--- start RECORD SET ---

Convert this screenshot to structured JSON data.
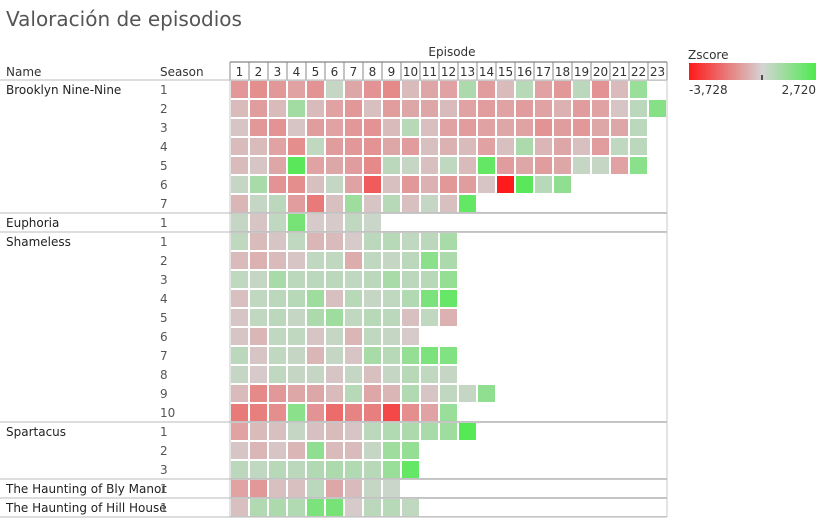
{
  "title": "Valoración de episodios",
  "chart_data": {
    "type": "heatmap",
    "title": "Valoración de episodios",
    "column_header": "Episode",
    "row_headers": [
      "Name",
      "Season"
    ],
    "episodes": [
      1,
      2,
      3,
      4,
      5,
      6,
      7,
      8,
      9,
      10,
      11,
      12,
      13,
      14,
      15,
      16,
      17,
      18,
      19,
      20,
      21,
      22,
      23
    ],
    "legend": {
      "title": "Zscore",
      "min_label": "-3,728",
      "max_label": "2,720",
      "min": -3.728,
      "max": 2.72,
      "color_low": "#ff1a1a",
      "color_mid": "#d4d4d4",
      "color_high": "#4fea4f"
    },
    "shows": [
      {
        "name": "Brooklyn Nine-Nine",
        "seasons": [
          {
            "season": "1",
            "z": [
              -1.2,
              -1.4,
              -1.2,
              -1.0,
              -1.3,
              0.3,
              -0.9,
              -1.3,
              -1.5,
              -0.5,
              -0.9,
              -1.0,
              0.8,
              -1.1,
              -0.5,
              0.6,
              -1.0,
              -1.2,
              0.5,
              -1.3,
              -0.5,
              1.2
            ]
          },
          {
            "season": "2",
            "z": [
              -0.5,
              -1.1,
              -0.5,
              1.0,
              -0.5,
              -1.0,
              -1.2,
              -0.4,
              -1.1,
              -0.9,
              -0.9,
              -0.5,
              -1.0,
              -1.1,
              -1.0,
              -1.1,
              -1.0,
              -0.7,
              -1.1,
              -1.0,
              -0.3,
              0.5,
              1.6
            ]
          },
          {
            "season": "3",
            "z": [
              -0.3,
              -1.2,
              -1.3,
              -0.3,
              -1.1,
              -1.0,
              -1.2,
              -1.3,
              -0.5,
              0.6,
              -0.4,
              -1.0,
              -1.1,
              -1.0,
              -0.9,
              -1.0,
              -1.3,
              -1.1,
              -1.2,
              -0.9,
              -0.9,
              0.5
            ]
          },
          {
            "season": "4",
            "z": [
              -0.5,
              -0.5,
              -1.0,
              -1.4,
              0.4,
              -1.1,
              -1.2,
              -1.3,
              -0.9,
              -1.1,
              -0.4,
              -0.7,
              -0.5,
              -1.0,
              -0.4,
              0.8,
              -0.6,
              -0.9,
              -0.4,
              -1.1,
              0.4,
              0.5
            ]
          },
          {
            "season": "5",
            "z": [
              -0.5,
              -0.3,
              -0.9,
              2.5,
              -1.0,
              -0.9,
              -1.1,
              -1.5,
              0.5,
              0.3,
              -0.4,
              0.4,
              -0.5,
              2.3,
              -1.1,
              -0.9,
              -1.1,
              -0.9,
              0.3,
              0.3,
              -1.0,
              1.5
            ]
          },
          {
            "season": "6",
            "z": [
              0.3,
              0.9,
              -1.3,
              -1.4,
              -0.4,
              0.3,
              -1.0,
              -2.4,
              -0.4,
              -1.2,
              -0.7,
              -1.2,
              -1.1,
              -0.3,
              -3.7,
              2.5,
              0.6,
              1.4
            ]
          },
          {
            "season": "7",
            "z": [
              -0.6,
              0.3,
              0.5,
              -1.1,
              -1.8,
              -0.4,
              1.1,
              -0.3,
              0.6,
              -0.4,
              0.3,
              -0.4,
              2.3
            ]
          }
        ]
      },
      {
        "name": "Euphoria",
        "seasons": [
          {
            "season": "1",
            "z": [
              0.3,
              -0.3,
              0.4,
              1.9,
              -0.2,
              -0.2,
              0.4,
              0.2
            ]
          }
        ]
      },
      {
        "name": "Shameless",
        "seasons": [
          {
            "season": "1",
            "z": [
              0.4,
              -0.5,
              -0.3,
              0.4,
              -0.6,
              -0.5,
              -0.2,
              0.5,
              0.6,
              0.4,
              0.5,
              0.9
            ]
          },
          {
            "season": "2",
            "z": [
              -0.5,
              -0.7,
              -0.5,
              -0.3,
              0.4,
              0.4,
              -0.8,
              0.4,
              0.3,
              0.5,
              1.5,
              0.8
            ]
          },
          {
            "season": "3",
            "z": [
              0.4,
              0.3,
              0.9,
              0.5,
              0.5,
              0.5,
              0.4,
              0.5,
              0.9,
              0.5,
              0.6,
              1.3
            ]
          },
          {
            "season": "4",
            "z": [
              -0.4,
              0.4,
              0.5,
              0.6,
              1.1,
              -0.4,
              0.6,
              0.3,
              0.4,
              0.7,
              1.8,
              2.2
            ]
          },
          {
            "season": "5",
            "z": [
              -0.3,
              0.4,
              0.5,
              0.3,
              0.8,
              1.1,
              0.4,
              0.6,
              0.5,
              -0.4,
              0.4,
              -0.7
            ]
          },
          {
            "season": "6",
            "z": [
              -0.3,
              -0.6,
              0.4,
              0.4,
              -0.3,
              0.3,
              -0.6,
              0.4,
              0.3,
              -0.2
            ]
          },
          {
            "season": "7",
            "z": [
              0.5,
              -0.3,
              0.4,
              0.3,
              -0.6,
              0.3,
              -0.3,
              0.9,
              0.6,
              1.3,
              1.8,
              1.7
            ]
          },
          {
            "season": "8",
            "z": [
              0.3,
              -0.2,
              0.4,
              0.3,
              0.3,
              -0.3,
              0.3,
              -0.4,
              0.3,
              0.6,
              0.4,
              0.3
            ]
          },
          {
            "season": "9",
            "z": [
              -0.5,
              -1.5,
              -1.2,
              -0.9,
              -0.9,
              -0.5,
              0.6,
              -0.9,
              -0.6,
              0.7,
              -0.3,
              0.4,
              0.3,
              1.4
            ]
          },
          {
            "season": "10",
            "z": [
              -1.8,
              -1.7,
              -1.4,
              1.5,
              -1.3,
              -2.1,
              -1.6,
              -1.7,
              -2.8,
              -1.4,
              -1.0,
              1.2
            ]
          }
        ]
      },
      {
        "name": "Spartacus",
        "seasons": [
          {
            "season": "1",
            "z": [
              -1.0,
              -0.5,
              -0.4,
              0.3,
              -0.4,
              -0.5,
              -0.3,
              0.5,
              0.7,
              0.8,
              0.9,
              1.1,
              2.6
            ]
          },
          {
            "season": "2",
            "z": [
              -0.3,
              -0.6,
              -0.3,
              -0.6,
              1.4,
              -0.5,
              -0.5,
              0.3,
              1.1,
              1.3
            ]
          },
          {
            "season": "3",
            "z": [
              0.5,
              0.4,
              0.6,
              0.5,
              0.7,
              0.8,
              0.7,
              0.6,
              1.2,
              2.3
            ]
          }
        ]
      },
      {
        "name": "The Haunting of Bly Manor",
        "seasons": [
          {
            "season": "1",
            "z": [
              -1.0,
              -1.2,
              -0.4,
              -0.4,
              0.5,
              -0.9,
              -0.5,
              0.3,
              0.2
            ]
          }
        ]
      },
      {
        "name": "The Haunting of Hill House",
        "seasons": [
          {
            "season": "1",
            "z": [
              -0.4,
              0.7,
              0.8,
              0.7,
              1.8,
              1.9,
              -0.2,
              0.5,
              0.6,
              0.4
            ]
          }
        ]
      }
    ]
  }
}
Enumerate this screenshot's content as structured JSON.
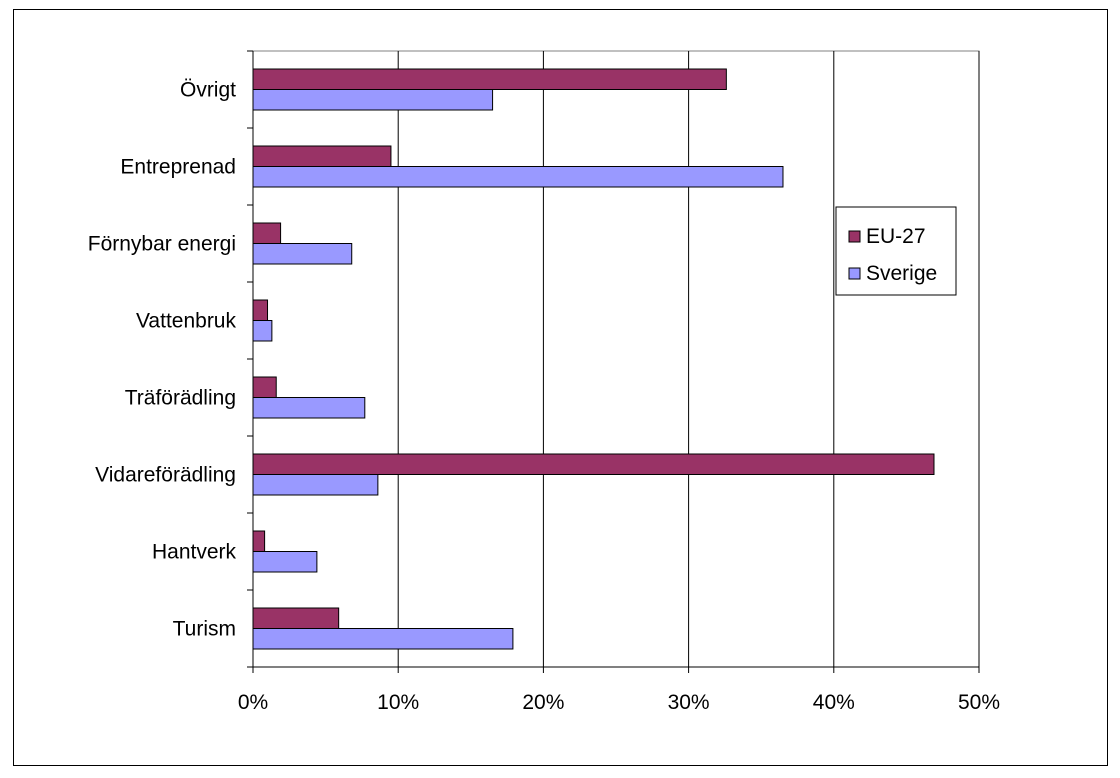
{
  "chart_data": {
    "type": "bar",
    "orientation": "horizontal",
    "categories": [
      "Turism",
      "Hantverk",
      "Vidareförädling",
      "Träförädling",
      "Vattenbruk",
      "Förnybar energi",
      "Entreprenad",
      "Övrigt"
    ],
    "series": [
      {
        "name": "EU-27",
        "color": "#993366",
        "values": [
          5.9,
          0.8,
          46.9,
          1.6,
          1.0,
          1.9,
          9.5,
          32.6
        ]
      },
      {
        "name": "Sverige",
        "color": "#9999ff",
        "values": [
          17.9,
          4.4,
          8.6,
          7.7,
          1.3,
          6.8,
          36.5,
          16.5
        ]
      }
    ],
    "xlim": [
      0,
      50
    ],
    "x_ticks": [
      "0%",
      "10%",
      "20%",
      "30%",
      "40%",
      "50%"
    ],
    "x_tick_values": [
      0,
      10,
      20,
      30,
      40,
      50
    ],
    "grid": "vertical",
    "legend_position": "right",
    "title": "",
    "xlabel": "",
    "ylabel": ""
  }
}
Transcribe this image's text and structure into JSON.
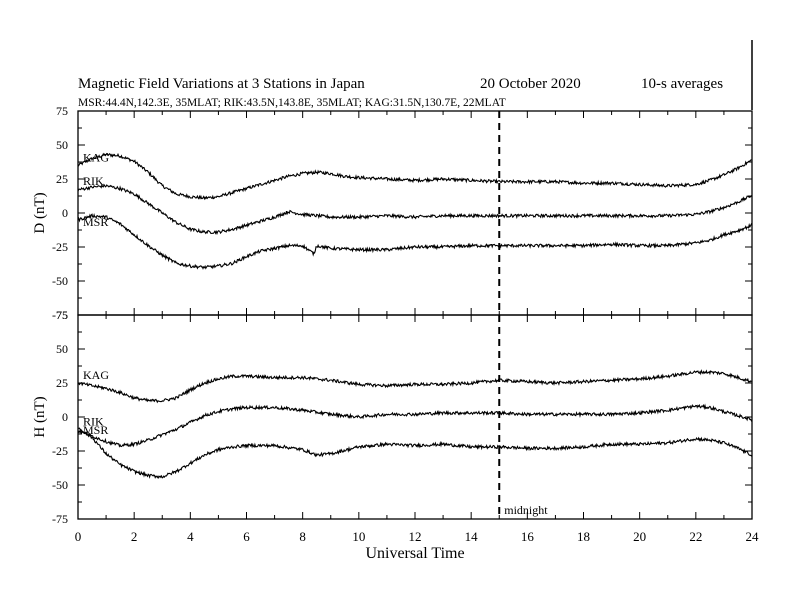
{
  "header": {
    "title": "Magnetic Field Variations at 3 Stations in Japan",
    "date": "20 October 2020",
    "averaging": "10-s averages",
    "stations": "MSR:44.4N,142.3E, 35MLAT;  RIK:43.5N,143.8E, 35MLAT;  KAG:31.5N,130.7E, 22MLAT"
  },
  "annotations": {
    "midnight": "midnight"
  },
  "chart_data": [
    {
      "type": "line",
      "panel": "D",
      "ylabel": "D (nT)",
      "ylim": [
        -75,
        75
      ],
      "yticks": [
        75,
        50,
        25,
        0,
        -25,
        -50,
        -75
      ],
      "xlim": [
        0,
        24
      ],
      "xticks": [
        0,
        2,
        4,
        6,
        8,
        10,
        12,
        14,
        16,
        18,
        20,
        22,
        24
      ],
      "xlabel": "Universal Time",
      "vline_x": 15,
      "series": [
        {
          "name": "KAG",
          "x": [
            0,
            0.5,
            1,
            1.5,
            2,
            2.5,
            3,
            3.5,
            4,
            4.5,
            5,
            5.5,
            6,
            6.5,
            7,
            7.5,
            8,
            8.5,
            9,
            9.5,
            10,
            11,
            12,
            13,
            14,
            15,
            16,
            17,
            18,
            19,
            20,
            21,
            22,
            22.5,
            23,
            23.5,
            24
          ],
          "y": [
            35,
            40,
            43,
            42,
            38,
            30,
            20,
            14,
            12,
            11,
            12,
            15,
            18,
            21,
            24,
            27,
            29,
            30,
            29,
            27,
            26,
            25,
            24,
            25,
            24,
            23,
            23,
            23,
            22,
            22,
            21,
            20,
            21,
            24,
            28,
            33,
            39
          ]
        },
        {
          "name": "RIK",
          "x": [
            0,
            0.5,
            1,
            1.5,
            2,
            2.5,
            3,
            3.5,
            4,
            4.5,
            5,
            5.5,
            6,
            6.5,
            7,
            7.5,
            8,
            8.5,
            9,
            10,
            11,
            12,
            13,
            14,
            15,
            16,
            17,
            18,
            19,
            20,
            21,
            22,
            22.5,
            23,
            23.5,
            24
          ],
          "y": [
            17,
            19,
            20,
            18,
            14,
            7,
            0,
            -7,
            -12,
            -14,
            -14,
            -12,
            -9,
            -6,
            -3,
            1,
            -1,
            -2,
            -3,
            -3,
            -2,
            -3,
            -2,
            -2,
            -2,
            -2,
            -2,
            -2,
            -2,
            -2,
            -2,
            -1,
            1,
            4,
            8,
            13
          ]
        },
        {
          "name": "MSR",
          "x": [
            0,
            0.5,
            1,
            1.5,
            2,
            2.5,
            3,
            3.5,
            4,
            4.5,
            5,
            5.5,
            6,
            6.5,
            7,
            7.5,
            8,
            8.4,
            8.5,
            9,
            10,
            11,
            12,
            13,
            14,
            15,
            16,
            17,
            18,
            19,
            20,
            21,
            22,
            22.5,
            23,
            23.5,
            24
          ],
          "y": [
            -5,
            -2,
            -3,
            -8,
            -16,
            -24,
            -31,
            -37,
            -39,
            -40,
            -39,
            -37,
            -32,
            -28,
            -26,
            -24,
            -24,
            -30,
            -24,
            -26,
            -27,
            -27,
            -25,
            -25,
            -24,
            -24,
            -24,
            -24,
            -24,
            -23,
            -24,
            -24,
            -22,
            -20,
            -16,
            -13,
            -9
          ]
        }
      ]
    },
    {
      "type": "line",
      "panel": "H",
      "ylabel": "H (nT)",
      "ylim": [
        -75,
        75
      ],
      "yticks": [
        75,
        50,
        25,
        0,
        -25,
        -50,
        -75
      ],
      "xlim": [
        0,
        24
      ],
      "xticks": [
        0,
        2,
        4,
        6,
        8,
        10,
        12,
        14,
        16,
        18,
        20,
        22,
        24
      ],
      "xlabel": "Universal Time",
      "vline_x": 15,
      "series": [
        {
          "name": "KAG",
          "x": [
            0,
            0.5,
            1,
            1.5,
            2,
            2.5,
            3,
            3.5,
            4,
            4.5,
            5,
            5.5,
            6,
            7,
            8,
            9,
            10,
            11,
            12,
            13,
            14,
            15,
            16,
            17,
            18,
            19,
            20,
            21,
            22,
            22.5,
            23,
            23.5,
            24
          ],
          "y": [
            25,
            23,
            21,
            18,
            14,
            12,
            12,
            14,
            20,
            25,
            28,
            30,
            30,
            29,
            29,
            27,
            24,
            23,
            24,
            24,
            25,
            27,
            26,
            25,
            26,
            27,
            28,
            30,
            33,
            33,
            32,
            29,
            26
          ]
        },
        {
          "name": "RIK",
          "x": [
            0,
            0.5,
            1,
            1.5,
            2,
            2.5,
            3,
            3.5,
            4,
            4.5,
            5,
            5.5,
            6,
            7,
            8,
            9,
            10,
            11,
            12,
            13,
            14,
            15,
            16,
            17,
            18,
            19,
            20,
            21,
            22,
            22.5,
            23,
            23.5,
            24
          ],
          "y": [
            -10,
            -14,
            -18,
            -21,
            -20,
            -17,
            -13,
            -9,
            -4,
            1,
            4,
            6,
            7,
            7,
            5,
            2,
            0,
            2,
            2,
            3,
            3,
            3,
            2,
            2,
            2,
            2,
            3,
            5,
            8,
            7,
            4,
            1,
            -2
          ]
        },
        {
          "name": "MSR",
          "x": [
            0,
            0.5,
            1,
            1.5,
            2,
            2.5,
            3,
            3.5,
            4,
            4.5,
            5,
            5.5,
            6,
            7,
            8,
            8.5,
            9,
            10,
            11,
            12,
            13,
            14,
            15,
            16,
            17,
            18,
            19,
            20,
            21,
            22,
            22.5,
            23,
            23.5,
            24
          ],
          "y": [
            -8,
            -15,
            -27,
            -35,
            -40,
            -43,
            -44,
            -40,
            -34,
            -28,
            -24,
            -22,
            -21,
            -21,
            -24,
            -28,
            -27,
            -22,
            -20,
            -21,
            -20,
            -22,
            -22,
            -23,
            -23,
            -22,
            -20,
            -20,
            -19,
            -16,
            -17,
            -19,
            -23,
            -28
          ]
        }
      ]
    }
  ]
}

--- end RECORD SET ---

* EXERCISE TASK: Copy all lines above containing the string "structured".

* REPLY:
Convert this screenshot to structured JSON data.
Enumerate this screenshot's content as structured JSON.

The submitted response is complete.